Single out the lines that include the word "JSON". Copy them.

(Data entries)
◇ ◇ ◇

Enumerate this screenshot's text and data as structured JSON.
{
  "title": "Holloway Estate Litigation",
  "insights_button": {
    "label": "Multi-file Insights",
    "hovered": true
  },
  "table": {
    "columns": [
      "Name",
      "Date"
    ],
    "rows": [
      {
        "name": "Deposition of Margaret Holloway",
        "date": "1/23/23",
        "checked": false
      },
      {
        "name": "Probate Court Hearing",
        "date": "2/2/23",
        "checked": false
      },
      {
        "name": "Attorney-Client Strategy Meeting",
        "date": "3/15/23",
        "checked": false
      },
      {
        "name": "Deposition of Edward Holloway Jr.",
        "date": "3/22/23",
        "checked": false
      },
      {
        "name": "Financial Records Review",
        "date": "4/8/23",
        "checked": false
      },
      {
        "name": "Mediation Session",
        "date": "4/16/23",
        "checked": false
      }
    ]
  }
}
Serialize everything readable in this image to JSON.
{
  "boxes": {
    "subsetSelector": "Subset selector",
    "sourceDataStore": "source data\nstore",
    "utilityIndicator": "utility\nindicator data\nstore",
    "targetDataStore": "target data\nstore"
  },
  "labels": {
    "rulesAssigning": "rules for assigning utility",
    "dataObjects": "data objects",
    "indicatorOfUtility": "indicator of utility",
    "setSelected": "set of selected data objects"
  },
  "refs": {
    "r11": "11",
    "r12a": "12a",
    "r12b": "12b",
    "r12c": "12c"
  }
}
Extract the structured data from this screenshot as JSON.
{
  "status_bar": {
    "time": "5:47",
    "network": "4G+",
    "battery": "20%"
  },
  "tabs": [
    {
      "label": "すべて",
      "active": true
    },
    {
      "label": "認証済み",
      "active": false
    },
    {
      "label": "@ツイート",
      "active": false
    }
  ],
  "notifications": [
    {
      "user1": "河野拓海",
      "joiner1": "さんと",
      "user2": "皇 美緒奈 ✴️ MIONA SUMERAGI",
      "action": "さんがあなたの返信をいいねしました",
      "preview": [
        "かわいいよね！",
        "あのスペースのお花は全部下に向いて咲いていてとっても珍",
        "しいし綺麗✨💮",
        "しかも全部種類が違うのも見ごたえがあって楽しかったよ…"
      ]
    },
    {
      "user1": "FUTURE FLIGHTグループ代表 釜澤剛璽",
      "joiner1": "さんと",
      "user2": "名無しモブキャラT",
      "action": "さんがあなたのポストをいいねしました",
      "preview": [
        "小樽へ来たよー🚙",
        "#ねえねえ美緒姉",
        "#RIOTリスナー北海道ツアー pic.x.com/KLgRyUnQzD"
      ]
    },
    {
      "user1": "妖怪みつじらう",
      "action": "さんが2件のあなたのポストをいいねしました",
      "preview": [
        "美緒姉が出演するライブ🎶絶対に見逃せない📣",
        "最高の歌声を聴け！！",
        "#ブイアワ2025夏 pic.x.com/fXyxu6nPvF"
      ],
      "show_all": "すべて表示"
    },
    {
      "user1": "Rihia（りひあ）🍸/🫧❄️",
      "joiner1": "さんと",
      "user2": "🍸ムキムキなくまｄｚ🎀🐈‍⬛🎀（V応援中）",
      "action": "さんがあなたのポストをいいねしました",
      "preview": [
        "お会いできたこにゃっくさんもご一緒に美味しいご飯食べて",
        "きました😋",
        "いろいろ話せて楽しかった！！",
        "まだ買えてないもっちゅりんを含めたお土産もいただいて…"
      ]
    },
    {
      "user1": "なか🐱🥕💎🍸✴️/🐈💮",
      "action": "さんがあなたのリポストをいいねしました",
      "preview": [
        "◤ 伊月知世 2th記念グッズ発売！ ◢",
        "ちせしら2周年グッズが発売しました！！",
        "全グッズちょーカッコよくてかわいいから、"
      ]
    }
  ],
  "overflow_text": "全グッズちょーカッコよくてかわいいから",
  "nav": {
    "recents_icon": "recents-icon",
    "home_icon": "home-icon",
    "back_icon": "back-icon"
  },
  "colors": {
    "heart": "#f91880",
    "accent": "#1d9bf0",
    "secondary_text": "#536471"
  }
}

◇ ◇ ◇

ANSWER TO THIS EXERCISE ▸
Enumerate this screenshot's text and data as structured JSON.
Serialize everything readable in this image to JSON.
Extract the structured data from this screenshot as JSON.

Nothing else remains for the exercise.